Figure content listings:
:::

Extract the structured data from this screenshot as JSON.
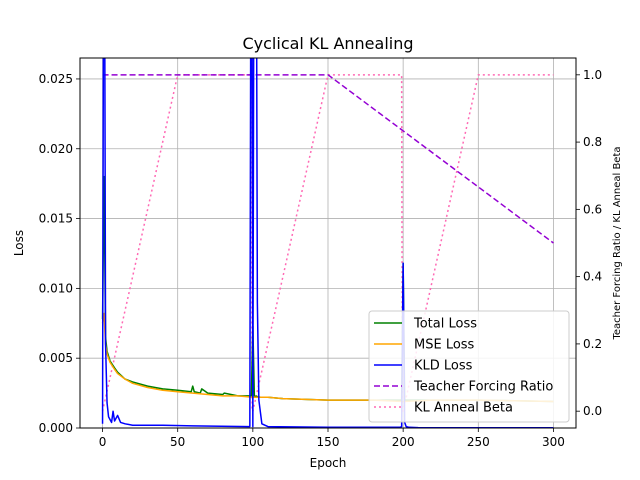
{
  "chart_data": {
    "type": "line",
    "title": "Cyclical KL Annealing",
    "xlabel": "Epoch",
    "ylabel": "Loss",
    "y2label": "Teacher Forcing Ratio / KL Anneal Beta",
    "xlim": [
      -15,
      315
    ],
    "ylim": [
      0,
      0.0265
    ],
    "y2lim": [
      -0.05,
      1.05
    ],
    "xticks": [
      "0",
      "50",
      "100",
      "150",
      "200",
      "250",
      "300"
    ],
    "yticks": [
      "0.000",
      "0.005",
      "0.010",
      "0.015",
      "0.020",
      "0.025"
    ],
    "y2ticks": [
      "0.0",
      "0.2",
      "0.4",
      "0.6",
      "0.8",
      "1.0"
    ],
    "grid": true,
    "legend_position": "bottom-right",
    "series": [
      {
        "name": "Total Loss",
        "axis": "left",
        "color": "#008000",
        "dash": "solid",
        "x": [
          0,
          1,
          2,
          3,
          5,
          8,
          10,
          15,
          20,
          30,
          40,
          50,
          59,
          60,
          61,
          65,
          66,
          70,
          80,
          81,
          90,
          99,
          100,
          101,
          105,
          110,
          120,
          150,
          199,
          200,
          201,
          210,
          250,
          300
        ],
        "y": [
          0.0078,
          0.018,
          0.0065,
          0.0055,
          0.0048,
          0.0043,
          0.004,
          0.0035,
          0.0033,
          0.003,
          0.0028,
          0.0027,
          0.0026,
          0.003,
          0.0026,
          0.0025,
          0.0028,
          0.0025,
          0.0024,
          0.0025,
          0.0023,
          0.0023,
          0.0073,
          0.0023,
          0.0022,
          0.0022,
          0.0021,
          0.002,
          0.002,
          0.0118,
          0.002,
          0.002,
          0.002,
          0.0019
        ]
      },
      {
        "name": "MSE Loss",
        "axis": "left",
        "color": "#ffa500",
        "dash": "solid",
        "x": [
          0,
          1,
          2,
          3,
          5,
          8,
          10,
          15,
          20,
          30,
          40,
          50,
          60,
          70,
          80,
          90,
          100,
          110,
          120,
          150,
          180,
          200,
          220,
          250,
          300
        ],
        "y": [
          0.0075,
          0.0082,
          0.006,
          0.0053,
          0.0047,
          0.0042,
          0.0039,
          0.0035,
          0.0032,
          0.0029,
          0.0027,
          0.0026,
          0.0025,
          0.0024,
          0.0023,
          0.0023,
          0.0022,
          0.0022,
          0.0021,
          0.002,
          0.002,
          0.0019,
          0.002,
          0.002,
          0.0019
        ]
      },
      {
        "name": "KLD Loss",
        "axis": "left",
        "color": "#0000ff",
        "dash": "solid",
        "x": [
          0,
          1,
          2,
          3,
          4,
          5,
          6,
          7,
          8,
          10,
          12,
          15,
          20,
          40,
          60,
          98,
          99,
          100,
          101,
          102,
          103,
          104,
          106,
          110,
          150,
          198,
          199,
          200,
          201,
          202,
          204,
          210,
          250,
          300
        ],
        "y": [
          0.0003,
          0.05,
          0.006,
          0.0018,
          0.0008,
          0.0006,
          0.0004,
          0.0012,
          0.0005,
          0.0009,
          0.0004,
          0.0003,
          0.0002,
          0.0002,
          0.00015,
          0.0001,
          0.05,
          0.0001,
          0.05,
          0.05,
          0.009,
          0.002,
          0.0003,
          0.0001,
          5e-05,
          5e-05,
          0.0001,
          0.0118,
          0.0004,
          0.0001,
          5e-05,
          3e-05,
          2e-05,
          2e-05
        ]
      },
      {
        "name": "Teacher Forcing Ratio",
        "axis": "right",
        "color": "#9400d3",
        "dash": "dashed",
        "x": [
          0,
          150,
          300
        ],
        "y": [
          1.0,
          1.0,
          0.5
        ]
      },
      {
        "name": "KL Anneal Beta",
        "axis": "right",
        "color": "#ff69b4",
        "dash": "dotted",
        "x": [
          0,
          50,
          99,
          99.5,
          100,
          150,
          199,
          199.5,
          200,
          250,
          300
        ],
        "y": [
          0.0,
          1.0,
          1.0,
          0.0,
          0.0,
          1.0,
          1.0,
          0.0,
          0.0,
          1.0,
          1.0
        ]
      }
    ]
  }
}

:::

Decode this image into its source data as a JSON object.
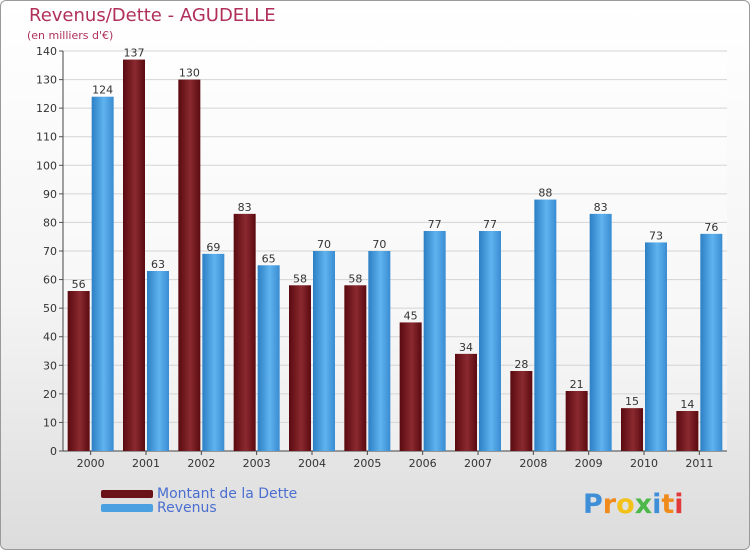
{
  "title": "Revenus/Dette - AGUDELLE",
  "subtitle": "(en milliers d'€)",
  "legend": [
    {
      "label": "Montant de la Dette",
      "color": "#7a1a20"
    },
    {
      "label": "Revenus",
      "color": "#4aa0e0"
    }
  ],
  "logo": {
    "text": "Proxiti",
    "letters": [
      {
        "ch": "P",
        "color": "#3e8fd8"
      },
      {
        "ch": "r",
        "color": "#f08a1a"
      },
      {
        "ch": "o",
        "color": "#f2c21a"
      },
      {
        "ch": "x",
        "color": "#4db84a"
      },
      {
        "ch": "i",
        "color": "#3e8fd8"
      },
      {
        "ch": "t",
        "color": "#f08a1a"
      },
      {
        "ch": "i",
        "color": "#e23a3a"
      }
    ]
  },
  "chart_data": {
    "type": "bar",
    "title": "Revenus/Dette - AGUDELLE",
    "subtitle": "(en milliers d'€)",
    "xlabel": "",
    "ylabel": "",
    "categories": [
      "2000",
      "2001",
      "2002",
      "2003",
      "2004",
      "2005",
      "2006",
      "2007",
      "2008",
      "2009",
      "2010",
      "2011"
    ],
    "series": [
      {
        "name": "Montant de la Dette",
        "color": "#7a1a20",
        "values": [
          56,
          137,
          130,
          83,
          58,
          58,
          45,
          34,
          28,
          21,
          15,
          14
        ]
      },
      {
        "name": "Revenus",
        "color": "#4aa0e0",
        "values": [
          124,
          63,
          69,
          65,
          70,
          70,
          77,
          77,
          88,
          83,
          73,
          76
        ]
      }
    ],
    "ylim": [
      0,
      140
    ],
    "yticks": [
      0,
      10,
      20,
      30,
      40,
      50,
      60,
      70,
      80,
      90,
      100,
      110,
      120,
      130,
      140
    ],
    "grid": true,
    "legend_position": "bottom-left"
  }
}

:::

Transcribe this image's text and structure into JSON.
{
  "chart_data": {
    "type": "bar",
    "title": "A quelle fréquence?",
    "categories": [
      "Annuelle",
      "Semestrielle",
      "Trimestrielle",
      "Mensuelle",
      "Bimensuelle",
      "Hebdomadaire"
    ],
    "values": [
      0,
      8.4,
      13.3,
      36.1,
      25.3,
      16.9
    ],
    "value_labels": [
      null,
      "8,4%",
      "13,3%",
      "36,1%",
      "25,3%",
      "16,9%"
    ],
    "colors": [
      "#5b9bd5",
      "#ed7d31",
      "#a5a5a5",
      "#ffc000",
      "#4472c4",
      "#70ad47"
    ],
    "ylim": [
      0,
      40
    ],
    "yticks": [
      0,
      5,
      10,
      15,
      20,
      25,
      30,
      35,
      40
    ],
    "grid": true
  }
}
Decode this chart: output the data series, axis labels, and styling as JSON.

:::

_Direction_
Using the entries above, give again exactly the lines from the line holding "Transcribe this image's" through the line holding "Decode this chart: output". Include both end lines and nothing else.

_Expected answer_
Transcribe this image's text and structure into JSON.
{
  "chart_data": {
    "type": "bar",
    "title": "A quelle fréquence?",
    "categories": [
      "Annuelle",
      "Semestrielle",
      "Trimestrielle",
      "Mensuelle",
      "Bimensuelle",
      "Hebdomadaire"
    ],
    "values": [
      0,
      8.4,
      13.3,
      36.1,
      25.3,
      16.9
    ],
    "value_labels": [
      null,
      "8,4%",
      "13,3%",
      "36,1%",
      "25,3%",
      "16,9%"
    ],
    "colors": [
      "#5b9bd5",
      "#ed7d31",
      "#a5a5a5",
      "#ffc000",
      "#4472c4",
      "#70ad47"
    ],
    "ylim": [
      0,
      40
    ],
    "yticks": [
      0,
      5,
      10,
      15,
      20,
      25,
      30,
      35,
      40
    ],
    "grid": true
  }
}
Decode this chart: output the data series, axis labels, and styling as JSON.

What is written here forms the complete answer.